(Items from a dataset)
•••••
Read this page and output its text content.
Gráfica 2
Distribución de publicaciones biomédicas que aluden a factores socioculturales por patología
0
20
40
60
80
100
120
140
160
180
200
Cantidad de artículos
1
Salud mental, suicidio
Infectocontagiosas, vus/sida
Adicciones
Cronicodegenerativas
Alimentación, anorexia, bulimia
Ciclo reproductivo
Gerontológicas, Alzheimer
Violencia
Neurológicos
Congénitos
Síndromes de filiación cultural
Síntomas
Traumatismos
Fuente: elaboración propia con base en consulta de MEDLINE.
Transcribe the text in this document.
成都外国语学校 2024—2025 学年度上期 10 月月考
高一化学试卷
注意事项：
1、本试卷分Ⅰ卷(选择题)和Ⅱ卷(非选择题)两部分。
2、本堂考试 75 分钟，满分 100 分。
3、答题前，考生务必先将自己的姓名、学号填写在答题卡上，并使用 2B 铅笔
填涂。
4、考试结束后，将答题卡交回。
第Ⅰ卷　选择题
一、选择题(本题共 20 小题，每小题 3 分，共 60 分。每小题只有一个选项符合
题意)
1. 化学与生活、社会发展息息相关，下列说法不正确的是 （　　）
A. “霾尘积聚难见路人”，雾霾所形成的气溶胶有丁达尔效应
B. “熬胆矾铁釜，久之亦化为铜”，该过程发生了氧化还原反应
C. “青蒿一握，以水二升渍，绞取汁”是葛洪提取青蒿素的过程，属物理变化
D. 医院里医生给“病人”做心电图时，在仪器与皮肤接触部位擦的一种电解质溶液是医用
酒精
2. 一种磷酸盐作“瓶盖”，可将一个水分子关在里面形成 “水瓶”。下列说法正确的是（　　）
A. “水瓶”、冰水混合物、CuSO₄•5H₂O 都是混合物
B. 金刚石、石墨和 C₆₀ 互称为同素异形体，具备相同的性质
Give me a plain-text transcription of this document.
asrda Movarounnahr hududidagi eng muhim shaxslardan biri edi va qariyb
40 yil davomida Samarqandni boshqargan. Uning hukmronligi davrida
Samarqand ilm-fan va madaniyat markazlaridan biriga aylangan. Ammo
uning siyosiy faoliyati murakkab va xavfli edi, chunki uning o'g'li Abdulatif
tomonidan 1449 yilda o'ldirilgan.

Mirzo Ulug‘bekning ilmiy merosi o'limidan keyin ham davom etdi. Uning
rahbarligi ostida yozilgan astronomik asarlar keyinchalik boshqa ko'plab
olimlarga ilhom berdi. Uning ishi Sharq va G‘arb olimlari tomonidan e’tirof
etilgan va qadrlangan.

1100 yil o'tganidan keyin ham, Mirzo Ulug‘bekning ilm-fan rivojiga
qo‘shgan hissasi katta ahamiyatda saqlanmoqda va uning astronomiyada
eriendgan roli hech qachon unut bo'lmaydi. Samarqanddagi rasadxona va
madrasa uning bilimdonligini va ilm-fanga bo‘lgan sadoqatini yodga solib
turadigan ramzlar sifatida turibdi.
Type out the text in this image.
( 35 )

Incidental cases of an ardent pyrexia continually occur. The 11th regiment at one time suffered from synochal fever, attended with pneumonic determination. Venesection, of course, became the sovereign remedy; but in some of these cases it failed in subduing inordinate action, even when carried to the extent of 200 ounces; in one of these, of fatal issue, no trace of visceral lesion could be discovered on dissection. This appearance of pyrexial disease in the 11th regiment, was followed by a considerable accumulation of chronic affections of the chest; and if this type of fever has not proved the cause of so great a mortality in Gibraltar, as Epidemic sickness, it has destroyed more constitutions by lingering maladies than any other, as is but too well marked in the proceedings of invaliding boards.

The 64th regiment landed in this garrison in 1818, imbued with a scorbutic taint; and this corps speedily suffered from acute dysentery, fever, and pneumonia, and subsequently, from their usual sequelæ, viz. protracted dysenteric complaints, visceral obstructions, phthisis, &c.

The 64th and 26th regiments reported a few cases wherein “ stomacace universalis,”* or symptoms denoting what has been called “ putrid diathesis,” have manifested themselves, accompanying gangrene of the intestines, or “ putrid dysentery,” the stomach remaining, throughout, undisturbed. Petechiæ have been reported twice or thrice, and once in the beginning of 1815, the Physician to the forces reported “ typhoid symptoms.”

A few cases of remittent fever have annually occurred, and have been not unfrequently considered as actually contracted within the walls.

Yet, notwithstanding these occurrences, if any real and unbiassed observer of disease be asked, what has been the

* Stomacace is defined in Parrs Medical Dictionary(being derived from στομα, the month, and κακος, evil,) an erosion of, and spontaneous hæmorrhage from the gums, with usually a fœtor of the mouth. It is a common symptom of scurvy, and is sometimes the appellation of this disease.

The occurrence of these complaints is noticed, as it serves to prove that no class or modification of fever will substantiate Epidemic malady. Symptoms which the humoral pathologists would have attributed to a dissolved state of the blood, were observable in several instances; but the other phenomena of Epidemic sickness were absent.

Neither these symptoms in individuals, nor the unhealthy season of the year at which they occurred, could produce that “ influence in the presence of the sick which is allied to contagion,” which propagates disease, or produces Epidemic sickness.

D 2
•••••
* Task instructions:
Without leaving anything out, quote all the data.

* Solution:
Read this page and output its text content.
Gráfica 2
Distribución de publicaciones biomédicas que aluden a factores socioculturales por patología
0
20
40
60
80
100
120
140
160
180
200
Cantidad de artículos
1
Salud mental, suicidio
Infectocontagiosas, vus/sida
Adicciones
Cronicodegenerativas
Alimentación, anorexia, bulimia
Ciclo reproductivo
Gerontológicas, Alzheimer
Violencia
Neurológicos
Congénitos
Síndromes de filiación cultural
Síntomas
Traumatismos
Fuente: elaboración propia con base en consulta de MEDLINE.
Transcribe the text in this document.
成都外国语学校 2024—2025 学年度上期 10 月月考
高一化学试卷
注意事项：
1、本试卷分Ⅰ卷(选择题)和Ⅱ卷(非选择题)两部分。
2、本堂考试 75 分钟，满分 100 分。
3、答题前，考生务必先将自己的姓名、学号填写在答题卡上，并使用 2B 铅笔
填涂。
4、考试结束后，将答题卡交回。
第Ⅰ卷　选择题
一、选择题(本题共 20 小题，每小题 3 分，共 60 分。每小题只有一个选项符合
题意)
1. 化学与生活、社会发展息息相关，下列说法不正确的是 （　　）
A. “霾尘积聚难见路人”，雾霾所形成的气溶胶有丁达尔效应
B. “熬胆矾铁釜，久之亦化为铜”，该过程发生了氧化还原反应
C. “青蒿一握，以水二升渍，绞取汁”是葛洪提取青蒿素的过程，属物理变化
D. 医院里医生给“病人”做心电图时，在仪器与皮肤接触部位擦的一种电解质溶液是医用
酒精
2. 一种磷酸盐作“瓶盖”，可将一个水分子关在里面形成 “水瓶”。下列说法正确的是（　　）
A. “水瓶”、冰水混合物、CuSO₄•5H₂O 都是混合物
B. 金刚石、石墨和 C₆₀ 互称为同素异形体，具备相同的性质
Give me a plain-text transcription of this document.
asrda Movarounnahr hududidagi eng muhim shaxslardan biri edi va qariyb
40 yil davomida Samarqandni boshqargan. Uning hukmronligi davrida
Samarqand ilm-fan va madaniyat markazlaridan biriga aylangan. Ammo
uning siyosiy faoliyati murakkab va xavfli edi, chunki uning o'g'li Abdulatif
tomonidan 1449 yilda o'ldirilgan.

Mirzo Ulug‘bekning ilmiy merosi o'limidan keyin ham davom etdi. Uning
rahbarligi ostida yozilgan astronomik asarlar keyinchalik boshqa ko'plab
olimlarga ilhom berdi. Uning ishi Sharq va G‘arb olimlari tomonidan e’tirof
etilgan va qadrlangan.

1100 yil o'tganidan keyin ham, Mirzo Ulug‘bekning ilm-fan rivojiga
qo‘shgan hissasi katta ahamiyatda saqlanmoqda va uning astronomiyada
eriendgan roli hech qachon unut bo'lmaydi. Samarqanddagi rasadxona va
madrasa uning bilimdonligini va ilm-fanga bo‘lgan sadoqatini yodga solib
turadigan ramzlar sifatida turibdi.
Type out the text in this image.
( 35 )

Incidental cases of an ardent pyrexia continually occur. The 11th regiment at one time suffered from synochal fever, attended with pneumonic determination. Venesection, of course, became the sovereign remedy; but in some of these cases it failed in subduing inordinate action, even when carried to the extent of 200 ounces; in one of these, of fatal issue, no trace of visceral lesion could be discovered on dissection. This appearance of pyrexial disease in the 11th regiment, was followed by a considerable accumulation of chronic affections of the chest; and if this type of fever has not proved the cause of so great a mortality in Gibraltar, as Epidemic sickness, it has destroyed more constitutions by lingering maladies than any other, as is but too well marked in the proceedings of invaliding boards.

The 64th regiment landed in this garrison in 1818, imbued with a scorbutic taint; and this corps speedily suffered from acute dysentery, fever, and pneumonia, and subsequently, from their usual sequelæ, viz. protracted dysenteric complaints, visceral obstructions, phthisis, &c.

The 64th and 26th regiments reported a few cases wherein “ stomacace universalis,”* or symptoms denoting what has been called “ putrid diathesis,” have manifested themselves, accompanying gangrene of the intestines, or “ putrid dysentery,” the stomach remaining, throughout, undisturbed. Petechiæ have been reported twice or thrice, and once in the beginning of 1815, the Physician to the forces reported “ typhoid symptoms.”

A few cases of remittent fever have annually occurred, and have been not unfrequently considered as actually contracted within the walls.

Yet, notwithstanding these occurrences, if any real and unbiassed observer of disease be asked, what has been the

* Stomacace is defined in Parrs Medical Dictionary(being derived from στομα, the month, and κακος, evil,) an erosion of, and spontaneous hæmorrhage from the gums, with usually a fœtor of the mouth. It is a common symptom of scurvy, and is sometimes the appellation of this disease.

The occurrence of these complaints is noticed, as it serves to prove that no class or modification of fever will substantiate Epidemic malady. Symptoms which the humoral pathologists would have attributed to a dissolved state of the blood, were observable in several instances; but the other phenomena of Epidemic sickness were absent.

Neither these symptoms in individuals, nor the unhealthy season of the year at which they occurred, could produce that “ influence in the presence of the sick which is allied to contagion,” which propagates disease, or produces Epidemic sickness.

D 2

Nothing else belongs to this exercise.